Check each line of the listing for the string "रकरण", then state how many lines have it. Only the number is wanted.

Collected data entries
● ● ●
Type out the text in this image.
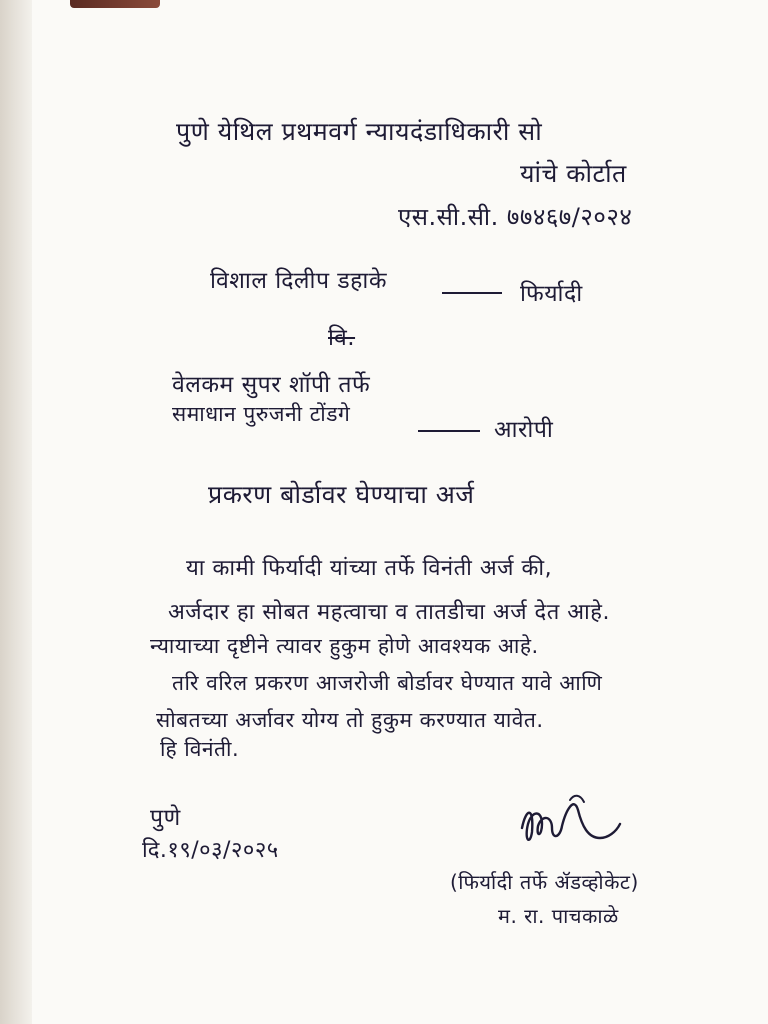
पुणे येथिल प्रथमवर्ग न्यायदंडाधिकारी सो
यांचे कोर्टात
एस.सी.सी. ७७४६७/२०२४
विशाल दिलीप डहाके	फिर्यादी
वि.
वेलकम सुपर शॉपी तर्फे
समाधान पुरुजनी टोंडगे
आरोपी
प्रकरण बोर्डावर घेण्याचा अर्ज
या कामी फिर्यादी यांच्या तर्फे विनंती अर्ज की,
अर्जदार हा सोबत महत्वाचा व तातडीचा अर्ज देत आहे.
न्यायाच्या दृष्टीने त्यावर हुकुम होणे आवश्यक आहे.
तरि वरिल प्रकरण आजरोजी बोर्डावर घेण्यात यावे आणि
सोबतच्या अर्जावर योग्य तो हुकुम करण्यात यावेत.
हि विनंती.
पुणे
दि.१९/०३/२०२५
(फिर्यादी तर्फे ॲडव्होकेट)
म. रा. पाचकाळे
● ● ●
Result:
2